» **What you should do**: Each entry has to be copied exactly, with nothing missed.

» **Dataset rows**:
--- start ---

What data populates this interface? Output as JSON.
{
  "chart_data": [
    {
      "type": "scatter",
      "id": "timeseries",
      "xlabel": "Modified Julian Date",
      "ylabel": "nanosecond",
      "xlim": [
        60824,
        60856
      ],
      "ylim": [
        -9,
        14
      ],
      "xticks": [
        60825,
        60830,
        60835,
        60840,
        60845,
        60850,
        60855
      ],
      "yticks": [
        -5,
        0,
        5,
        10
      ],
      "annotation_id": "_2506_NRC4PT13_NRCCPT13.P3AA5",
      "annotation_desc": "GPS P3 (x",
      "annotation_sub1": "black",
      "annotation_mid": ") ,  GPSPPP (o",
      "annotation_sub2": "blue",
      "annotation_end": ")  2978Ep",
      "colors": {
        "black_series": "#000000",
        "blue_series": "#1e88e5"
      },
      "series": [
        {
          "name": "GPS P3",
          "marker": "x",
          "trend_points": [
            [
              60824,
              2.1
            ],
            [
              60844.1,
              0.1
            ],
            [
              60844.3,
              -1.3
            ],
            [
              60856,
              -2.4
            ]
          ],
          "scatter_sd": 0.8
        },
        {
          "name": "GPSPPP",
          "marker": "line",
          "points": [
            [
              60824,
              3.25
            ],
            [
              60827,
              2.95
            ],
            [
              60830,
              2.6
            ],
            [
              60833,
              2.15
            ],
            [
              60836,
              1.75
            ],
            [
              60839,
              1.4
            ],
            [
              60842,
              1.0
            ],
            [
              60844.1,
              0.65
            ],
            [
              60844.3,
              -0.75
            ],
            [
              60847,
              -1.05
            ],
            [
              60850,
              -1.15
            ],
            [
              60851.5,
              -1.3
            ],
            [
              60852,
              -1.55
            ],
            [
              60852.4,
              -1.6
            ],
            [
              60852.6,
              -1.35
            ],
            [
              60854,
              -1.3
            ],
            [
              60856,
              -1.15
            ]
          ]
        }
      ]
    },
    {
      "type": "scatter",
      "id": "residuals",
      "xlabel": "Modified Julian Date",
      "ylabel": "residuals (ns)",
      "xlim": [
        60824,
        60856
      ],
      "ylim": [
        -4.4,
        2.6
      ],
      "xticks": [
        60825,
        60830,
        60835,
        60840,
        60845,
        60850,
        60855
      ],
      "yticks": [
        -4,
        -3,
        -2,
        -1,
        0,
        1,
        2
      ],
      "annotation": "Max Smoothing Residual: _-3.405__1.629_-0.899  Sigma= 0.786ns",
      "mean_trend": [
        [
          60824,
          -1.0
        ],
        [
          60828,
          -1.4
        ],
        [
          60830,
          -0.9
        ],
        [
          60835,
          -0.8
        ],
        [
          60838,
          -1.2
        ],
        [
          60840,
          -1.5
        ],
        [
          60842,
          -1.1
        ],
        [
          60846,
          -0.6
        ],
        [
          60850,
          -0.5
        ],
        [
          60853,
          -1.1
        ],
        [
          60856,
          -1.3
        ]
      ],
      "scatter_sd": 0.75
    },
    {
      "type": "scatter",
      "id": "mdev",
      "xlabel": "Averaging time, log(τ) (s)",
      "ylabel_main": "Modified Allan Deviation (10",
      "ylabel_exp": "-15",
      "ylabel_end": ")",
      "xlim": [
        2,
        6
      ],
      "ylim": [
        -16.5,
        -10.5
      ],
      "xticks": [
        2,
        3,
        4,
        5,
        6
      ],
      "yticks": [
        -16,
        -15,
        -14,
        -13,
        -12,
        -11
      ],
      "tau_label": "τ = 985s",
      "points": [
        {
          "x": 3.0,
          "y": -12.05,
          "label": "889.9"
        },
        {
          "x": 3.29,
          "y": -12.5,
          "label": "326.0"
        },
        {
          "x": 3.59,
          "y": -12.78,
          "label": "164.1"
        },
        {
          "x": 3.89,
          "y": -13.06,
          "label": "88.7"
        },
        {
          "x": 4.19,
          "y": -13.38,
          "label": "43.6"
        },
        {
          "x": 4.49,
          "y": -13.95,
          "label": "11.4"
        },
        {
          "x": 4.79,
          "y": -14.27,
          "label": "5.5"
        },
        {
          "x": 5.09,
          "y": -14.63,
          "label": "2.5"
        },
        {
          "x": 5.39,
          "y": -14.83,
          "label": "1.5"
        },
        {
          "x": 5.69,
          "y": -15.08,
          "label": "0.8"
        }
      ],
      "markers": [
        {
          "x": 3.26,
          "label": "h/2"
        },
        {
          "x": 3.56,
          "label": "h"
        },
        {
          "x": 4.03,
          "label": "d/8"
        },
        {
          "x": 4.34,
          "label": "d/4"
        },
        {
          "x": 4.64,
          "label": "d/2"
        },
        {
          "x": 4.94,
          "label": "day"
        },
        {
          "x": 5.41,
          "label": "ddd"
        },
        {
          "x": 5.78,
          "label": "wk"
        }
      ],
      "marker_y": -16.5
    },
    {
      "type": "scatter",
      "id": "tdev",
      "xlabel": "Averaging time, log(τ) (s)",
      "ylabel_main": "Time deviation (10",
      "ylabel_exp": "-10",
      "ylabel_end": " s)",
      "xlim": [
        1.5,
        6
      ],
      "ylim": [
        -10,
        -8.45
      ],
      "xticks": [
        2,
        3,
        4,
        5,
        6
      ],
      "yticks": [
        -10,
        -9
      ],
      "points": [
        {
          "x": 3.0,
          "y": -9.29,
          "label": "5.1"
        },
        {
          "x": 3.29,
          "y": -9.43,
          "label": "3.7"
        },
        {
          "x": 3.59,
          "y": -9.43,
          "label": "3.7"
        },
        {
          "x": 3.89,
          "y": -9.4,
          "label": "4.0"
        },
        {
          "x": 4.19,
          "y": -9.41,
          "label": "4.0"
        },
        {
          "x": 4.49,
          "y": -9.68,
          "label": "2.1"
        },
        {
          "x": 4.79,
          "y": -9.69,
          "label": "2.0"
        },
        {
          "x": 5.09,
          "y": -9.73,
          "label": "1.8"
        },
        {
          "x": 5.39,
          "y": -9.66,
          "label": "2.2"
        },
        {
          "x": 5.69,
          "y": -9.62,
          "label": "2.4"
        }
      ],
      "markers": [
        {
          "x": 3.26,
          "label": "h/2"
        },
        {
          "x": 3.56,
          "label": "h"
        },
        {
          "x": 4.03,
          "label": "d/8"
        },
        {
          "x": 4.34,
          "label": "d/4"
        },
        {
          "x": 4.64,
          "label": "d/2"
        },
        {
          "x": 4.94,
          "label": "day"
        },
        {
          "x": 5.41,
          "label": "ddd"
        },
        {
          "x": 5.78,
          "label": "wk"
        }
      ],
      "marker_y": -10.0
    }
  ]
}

--- end ---

» **Exercise solution**:
What data populates this interface? Output as JSON.
{
  "chart_data": [
    {
      "type": "scatter",
      "id": "timeseries",
      "xlabel": "Modified Julian Date",
      "ylabel": "nanosecond",
      "xlim": [
        60824,
        60856
      ],
      "ylim": [
        -9,
        14
      ],
      "xticks": [
        60825,
        60830,
        60835,
        60840,
        60845,
        60850,
        60855
      ],
      "yticks": [
        -5,
        0,
        5,
        10
      ],
      "annotation_id": "_2506_NRC4PT13_NRCCPT13.P3AA5",
      "annotation_desc": "GPS P3 (x",
      "annotation_sub1": "black",
      "annotation_mid": ") ,  GPSPPP (o",
      "annotation_sub2": "blue",
      "annotation_end": ")  2978Ep",
      "colors": {
        "black_series": "#000000",
        "blue_series": "#1e88e5"
      },
      "series": [
        {
          "name": "GPS P3",
          "marker": "x",
          "trend_points": [
            [
              60824,
              2.1
            ],
            [
              60844.1,
              0.1
            ],
            [
              60844.3,
              -1.3
            ],
            [
              60856,
              -2.4
            ]
          ],
          "scatter_sd": 0.8
        },
        {
          "name": "GPSPPP",
          "marker": "line",
          "points": [
            [
              60824,
              3.25
            ],
            [
              60827,
              2.95
            ],
            [
              60830,
              2.6
            ],
            [
              60833,
              2.15
            ],
            [
              60836,
              1.75
            ],
            [
              60839,
              1.4
            ],
            [
              60842,
              1.0
            ],
            [
              60844.1,
              0.65
            ],
            [
              60844.3,
              -0.75
            ],
            [
              60847,
              -1.05
            ],
            [
              60850,
              -1.15
            ],
            [
              60851.5,
              -1.3
            ],
            [
              60852,
              -1.55
            ],
            [
              60852.4,
              -1.6
            ],
            [
              60852.6,
              -1.35
            ],
            [
              60854,
              -1.3
            ],
            [
              60856,
              -1.15
            ]
          ]
        }
      ]
    },
    {
      "type": "scatter",
      "id": "residuals",
      "xlabel": "Modified Julian Date",
      "ylabel": "residuals (ns)",
      "xlim": [
        60824,
        60856
      ],
      "ylim": [
        -4.4,
        2.6
      ],
      "xticks": [
        60825,
        60830,
        60835,
        60840,
        60845,
        60850,
        60855
      ],
      "yticks": [
        -4,
        -3,
        -2,
        -1,
        0,
        1,
        2
      ],
      "annotation": "Max Smoothing Residual: _-3.405__1.629_-0.899  Sigma= 0.786ns",
      "mean_trend": [
        [
          60824,
          -1.0
        ],
        [
          60828,
          -1.4
        ],
        [
          60830,
          -0.9
        ],
        [
          60835,
          -0.8
        ],
        [
          60838,
          -1.2
        ],
        [
          60840,
          -1.5
        ],
        [
          60842,
          -1.1
        ],
        [
          60846,
          -0.6
        ],
        [
          60850,
          -0.5
        ],
        [
          60853,
          -1.1
        ],
        [
          60856,
          -1.3
        ]
      ],
      "scatter_sd": 0.75
    },
    {
      "type": "scatter",
      "id": "mdev",
      "xlabel": "Averaging time, log(τ) (s)",
      "ylabel_main": "Modified Allan Deviation (10",
      "ylabel_exp": "-15",
      "ylabel_end": ")",
      "xlim": [
        2,
        6
      ],
      "ylim": [
        -16.5,
        -10.5
      ],
      "xticks": [
        2,
        3,
        4,
        5,
        6
      ],
      "yticks": [
        -16,
        -15,
        -14,
        -13,
        -12,
        -11
      ],
      "tau_label": "τ = 985s",
      "points": [
        {
          "x": 3.0,
          "y": -12.05,
          "label": "889.9"
        },
        {
          "x": 3.29,
          "y": -12.5,
          "label": "326.0"
        },
        {
          "x": 3.59,
          "y": -12.78,
          "label": "164.1"
        },
        {
          "x": 3.89,
          "y": -13.06,
          "label": "88.7"
        },
        {
          "x": 4.19,
          "y": -13.38,
          "label": "43.6"
        },
        {
          "x": 4.49,
          "y": -13.95,
          "label": "11.4"
        },
        {
          "x": 4.79,
          "y": -14.27,
          "label": "5.5"
        },
        {
          "x": 5.09,
          "y": -14.63,
          "label": "2.5"
        },
        {
          "x": 5.39,
          "y": -14.83,
          "label": "1.5"
        },
        {
          "x": 5.69,
          "y": -15.08,
          "label": "0.8"
        }
      ],
      "markers": [
        {
          "x": 3.26,
          "label": "h/2"
        },
        {
          "x": 3.56,
          "label": "h"
        },
        {
          "x": 4.03,
          "label": "d/8"
        },
        {
          "x": 4.34,
          "label": "d/4"
        },
        {
          "x": 4.64,
          "label": "d/2"
        },
        {
          "x": 4.94,
          "label": "day"
        },
        {
          "x": 5.41,
          "label": "ddd"
        },
        {
          "x": 5.78,
          "label": "wk"
        }
      ],
      "marker_y": -16.5
    },
    {
      "type": "scatter",
      "id": "tdev",
      "xlabel": "Averaging time, log(τ) (s)",
      "ylabel_main": "Time deviation (10",
      "ylabel_exp": "-10",
      "ylabel_end": " s)",
      "xlim": [
        1.5,
        6
      ],
      "ylim": [
        -10,
        -8.45
      ],
      "xticks": [
        2,
        3,
        4,
        5,
        6
      ],
      "yticks": [
        -10,
        -9
      ],
      "points": [
        {
          "x": 3.0,
          "y": -9.29,
          "label": "5.1"
        },
        {
          "x": 3.29,
          "y": -9.43,
          "label": "3.7"
        },
        {
          "x": 3.59,
          "y": -9.43,
          "label": "3.7"
        },
        {
          "x": 3.89,
          "y": -9.4,
          "label": "4.0"
        },
        {
          "x": 4.19,
          "y": -9.41,
          "label": "4.0"
        },
        {
          "x": 4.49,
          "y": -9.68,
          "label": "2.1"
        },
        {
          "x": 4.79,
          "y": -9.69,
          "label": "2.0"
        },
        {
          "x": 5.09,
          "y": -9.73,
          "label": "1.8"
        },
        {
          "x": 5.39,
          "y": -9.66,
          "label": "2.2"
        },
        {
          "x": 5.69,
          "y": -9.62,
          "label": "2.4"
        }
      ],
      "markers": [
        {
          "x": 3.26,
          "label": "h/2"
        },
        {
          "x": 3.56,
          "label": "h"
        },
        {
          "x": 4.03,
          "label": "d/8"
        },
        {
          "x": 4.34,
          "label": "d/4"
        },
        {
          "x": 4.64,
          "label": "d/2"
        },
        {
          "x": 4.94,
          "label": "day"
        },
        {
          "x": 5.41,
          "label": "ddd"
        },
        {
          "x": 5.78,
          "label": "wk"
        }
      ],
      "marker_y": -10.0
    }
  ]
}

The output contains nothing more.